* _CHALLENGE_: Isolate every line in the records below with "xlabel" in it.

::::::::

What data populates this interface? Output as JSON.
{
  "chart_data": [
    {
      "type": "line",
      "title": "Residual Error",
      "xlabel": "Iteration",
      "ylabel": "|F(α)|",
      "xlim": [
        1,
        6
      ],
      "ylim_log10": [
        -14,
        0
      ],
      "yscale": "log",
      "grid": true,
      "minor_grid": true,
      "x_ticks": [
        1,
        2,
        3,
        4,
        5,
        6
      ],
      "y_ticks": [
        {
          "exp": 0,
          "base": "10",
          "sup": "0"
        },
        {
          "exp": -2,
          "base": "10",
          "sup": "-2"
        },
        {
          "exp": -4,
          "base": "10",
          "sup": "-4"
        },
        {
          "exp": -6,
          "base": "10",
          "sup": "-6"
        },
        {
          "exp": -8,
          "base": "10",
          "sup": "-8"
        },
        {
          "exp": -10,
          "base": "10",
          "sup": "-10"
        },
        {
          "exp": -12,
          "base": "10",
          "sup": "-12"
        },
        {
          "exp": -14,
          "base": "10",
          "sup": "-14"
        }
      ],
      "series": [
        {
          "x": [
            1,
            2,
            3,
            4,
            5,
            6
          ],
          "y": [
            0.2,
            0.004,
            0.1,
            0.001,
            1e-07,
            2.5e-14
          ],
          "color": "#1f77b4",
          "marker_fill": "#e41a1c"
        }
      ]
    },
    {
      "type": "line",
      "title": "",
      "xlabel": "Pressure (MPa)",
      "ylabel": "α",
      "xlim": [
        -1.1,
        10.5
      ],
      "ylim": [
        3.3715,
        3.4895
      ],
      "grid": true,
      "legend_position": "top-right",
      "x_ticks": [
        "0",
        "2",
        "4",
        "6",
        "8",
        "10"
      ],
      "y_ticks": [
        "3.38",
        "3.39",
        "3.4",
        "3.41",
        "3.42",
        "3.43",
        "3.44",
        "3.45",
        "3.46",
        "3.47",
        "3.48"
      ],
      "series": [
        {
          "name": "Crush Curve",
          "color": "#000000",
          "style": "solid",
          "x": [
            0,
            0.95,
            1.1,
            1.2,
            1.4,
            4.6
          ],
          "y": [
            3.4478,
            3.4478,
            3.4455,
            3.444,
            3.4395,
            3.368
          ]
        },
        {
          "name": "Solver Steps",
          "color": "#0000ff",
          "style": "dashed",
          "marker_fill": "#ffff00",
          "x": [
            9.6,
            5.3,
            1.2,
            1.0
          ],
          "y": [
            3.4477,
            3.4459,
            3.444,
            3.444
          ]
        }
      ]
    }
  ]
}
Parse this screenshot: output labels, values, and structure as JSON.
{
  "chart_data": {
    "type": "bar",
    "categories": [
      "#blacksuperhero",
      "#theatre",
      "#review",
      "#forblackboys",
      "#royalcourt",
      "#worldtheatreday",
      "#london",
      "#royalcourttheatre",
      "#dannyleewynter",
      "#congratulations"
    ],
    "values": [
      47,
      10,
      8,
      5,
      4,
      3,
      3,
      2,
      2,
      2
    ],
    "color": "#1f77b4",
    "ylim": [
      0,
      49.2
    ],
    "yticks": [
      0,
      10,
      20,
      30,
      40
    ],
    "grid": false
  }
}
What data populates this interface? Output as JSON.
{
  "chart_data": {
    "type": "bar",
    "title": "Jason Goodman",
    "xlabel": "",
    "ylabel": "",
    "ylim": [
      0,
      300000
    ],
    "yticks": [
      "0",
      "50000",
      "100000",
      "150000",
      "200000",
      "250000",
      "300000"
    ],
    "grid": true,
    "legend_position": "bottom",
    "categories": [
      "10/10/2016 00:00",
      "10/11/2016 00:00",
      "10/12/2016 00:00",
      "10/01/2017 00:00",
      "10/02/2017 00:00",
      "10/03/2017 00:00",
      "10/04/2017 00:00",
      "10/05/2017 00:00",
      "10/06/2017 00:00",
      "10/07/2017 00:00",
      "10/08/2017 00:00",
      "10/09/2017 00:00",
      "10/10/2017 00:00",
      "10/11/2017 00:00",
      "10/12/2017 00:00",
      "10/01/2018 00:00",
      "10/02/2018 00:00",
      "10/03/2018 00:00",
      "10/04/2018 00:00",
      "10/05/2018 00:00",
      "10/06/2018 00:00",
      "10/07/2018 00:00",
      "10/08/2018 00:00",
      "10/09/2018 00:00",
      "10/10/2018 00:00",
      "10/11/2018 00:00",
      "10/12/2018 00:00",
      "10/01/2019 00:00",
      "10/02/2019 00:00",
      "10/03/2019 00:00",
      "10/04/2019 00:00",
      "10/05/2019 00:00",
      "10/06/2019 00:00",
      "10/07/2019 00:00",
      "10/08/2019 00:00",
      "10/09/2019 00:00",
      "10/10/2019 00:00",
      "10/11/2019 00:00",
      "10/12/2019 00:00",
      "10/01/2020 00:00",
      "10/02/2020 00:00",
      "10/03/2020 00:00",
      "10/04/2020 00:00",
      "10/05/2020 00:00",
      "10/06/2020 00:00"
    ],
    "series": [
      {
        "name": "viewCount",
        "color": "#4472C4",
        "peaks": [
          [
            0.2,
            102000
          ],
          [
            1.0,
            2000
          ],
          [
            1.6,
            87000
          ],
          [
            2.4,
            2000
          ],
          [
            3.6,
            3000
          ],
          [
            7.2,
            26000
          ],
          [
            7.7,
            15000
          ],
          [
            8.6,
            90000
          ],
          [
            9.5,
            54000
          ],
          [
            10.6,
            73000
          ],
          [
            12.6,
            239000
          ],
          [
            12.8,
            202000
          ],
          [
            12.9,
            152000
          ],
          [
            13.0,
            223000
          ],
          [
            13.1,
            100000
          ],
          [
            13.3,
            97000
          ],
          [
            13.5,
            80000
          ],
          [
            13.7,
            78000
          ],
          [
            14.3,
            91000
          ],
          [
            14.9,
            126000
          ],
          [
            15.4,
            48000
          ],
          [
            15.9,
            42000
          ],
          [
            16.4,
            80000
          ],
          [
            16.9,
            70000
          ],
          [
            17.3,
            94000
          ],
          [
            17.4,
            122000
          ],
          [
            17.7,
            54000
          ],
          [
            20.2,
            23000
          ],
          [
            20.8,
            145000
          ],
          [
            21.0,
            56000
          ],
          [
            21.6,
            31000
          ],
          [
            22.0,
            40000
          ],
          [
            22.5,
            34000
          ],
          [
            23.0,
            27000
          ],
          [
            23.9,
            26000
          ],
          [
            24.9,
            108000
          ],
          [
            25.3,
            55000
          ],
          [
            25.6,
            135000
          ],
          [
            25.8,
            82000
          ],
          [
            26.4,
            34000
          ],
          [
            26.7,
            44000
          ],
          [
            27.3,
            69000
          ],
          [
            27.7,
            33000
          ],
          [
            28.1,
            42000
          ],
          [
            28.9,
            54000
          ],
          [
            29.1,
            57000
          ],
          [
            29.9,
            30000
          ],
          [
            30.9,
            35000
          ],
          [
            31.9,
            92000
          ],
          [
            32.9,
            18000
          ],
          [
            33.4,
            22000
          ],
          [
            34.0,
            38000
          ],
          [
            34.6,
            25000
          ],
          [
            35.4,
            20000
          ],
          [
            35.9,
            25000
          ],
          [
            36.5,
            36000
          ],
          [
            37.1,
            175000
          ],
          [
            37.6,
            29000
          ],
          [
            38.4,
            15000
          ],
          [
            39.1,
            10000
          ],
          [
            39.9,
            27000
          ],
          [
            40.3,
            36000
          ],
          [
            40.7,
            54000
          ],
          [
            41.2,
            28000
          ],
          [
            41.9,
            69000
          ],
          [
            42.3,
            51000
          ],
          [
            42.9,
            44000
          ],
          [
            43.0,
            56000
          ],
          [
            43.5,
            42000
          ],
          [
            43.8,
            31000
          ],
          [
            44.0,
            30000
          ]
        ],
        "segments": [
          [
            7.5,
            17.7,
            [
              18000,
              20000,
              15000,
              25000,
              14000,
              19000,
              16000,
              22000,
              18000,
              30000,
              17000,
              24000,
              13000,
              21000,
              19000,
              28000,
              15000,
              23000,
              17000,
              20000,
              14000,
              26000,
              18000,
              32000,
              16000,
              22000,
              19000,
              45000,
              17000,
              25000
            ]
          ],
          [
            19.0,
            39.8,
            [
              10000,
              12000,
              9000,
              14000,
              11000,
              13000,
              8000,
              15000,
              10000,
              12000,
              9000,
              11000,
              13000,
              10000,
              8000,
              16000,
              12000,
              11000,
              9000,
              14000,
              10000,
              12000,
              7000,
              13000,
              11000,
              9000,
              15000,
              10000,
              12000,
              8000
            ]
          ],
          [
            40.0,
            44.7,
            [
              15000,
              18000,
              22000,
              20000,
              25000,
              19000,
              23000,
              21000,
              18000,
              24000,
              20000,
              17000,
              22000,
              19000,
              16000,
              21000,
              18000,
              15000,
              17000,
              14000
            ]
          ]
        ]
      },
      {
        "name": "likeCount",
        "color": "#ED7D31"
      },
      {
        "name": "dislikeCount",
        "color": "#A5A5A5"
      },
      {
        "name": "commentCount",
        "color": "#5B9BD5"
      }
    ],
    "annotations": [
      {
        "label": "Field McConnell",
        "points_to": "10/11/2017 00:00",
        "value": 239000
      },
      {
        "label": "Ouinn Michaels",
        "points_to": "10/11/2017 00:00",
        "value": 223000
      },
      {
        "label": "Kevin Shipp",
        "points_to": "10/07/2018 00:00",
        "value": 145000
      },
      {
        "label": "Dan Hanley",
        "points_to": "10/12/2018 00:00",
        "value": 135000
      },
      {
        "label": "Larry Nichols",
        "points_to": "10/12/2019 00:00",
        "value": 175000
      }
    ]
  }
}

::::::::

* _RESULT OF THIS EXERCISE_:
      "xlabel": "Iteration",
      "xlabel": "Pressure (MPa)",
    "xlabel": "",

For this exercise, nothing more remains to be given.